● Exercise objective: Copy out all the lines where "text" shows up.

● Material:
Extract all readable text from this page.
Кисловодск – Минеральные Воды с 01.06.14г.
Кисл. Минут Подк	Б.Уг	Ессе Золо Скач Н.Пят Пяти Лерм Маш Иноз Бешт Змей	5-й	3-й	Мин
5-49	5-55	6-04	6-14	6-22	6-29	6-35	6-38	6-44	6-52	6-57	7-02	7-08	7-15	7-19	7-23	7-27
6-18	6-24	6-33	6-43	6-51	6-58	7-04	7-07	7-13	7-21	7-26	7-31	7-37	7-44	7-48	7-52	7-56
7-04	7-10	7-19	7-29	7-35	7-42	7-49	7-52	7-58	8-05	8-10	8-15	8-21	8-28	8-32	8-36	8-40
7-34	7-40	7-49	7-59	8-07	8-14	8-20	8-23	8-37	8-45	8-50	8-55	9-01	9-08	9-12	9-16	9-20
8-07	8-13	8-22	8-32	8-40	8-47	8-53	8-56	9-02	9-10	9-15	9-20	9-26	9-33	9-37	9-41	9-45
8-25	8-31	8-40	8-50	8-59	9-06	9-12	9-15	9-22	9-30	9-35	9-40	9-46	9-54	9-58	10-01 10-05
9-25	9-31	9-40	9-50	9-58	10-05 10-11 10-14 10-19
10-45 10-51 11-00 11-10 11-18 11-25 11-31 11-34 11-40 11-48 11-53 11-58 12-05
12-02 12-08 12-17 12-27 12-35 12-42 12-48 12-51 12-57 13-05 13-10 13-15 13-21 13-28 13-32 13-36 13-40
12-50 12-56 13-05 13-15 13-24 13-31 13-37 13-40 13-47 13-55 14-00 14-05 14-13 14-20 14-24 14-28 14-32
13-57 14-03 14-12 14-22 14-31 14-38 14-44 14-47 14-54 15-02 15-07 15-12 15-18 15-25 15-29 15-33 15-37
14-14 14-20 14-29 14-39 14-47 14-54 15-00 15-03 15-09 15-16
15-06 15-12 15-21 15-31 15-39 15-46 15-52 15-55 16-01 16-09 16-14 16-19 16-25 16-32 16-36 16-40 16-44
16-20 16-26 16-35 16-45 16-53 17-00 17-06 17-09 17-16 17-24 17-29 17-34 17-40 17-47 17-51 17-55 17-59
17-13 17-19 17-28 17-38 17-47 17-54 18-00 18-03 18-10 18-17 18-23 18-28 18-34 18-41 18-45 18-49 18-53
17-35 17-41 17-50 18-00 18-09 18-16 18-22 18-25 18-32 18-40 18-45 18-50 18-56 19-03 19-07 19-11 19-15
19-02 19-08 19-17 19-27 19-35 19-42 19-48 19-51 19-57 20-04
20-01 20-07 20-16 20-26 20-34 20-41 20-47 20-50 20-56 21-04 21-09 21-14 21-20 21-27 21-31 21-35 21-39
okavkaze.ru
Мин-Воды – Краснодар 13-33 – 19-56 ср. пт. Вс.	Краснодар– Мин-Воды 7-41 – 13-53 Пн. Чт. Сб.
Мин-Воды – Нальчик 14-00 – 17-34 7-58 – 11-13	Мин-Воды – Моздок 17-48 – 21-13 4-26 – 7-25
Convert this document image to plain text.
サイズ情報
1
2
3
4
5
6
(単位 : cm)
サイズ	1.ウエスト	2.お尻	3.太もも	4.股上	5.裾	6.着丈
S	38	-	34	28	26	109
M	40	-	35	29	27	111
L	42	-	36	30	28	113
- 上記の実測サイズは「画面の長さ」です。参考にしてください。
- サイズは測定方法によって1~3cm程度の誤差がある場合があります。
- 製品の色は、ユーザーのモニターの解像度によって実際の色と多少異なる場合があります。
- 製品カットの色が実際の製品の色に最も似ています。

● Written solution:
Extract all readable text from this page.
Convert this document image to plain text.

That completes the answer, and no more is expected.